- **TASK TO CARRY OUT**:
Copy out every line that contains the word "paciente".

- **STORED RECORDS**:
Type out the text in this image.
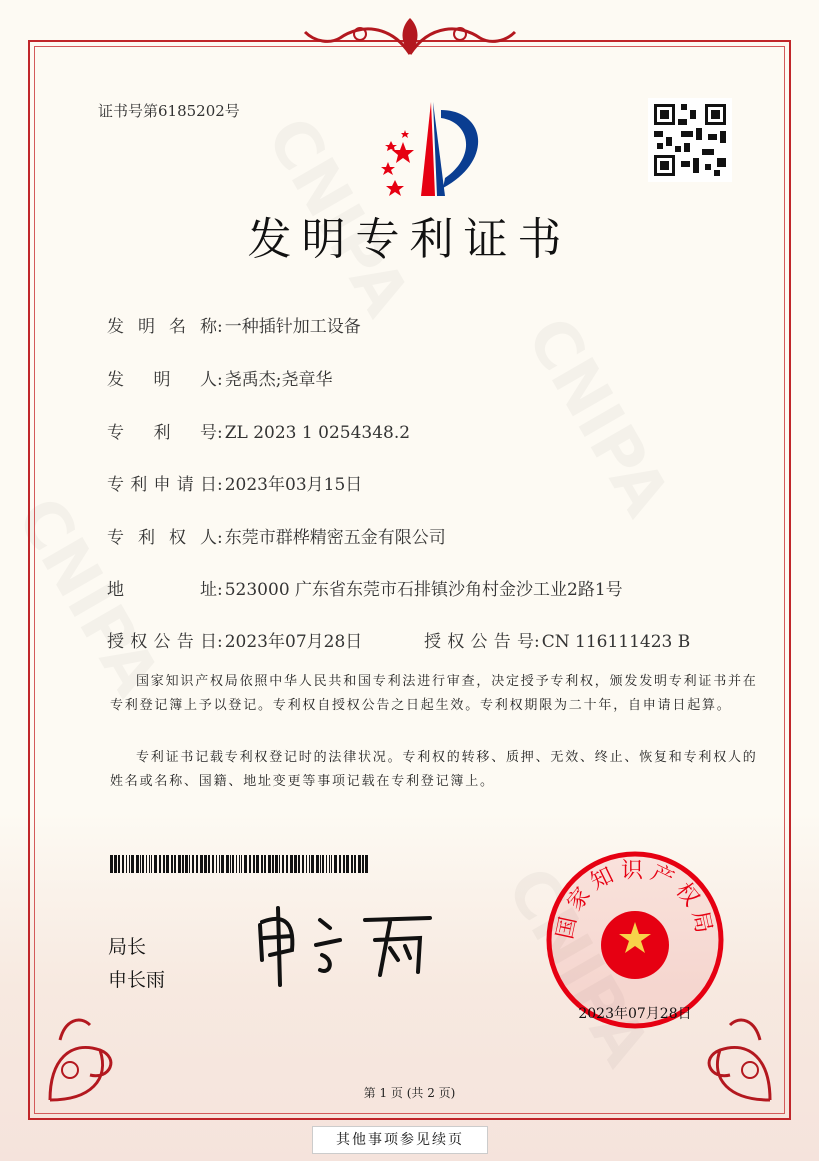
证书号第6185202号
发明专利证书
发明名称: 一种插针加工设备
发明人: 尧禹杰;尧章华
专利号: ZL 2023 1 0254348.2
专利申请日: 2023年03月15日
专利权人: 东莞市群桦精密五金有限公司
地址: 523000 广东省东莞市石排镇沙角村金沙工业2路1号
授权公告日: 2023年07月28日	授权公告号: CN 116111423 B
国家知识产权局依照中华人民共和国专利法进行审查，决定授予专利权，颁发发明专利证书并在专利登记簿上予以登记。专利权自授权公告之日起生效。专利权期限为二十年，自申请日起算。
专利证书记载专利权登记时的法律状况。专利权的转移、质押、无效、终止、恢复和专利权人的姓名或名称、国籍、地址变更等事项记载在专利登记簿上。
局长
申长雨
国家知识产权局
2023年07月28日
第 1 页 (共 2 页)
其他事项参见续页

* * *

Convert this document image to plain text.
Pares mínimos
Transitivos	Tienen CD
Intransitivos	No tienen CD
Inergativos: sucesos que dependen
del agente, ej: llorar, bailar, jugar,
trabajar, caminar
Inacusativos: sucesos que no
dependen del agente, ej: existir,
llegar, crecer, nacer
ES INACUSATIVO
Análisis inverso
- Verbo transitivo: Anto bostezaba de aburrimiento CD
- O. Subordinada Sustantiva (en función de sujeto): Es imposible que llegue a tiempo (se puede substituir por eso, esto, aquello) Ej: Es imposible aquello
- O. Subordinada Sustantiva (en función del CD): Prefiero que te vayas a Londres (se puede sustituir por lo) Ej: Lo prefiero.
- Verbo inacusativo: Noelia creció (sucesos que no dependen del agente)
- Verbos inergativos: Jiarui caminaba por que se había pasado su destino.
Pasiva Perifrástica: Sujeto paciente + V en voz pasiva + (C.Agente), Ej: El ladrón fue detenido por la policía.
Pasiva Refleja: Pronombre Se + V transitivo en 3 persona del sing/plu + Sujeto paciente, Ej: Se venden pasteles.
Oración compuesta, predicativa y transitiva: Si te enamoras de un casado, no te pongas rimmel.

- **OUTPUT FOR THIS TASK**:
Pasiva Perifrástica: Sujeto paciente + V en voz pasiva + (C.Agente), Ej: El ladrón fue detenido por la policía.
Pasiva Refleja: Pronombre Se + V transitivo en 3 persona del sing/plu + Sujeto paciente, Ej: Se venden pasteles.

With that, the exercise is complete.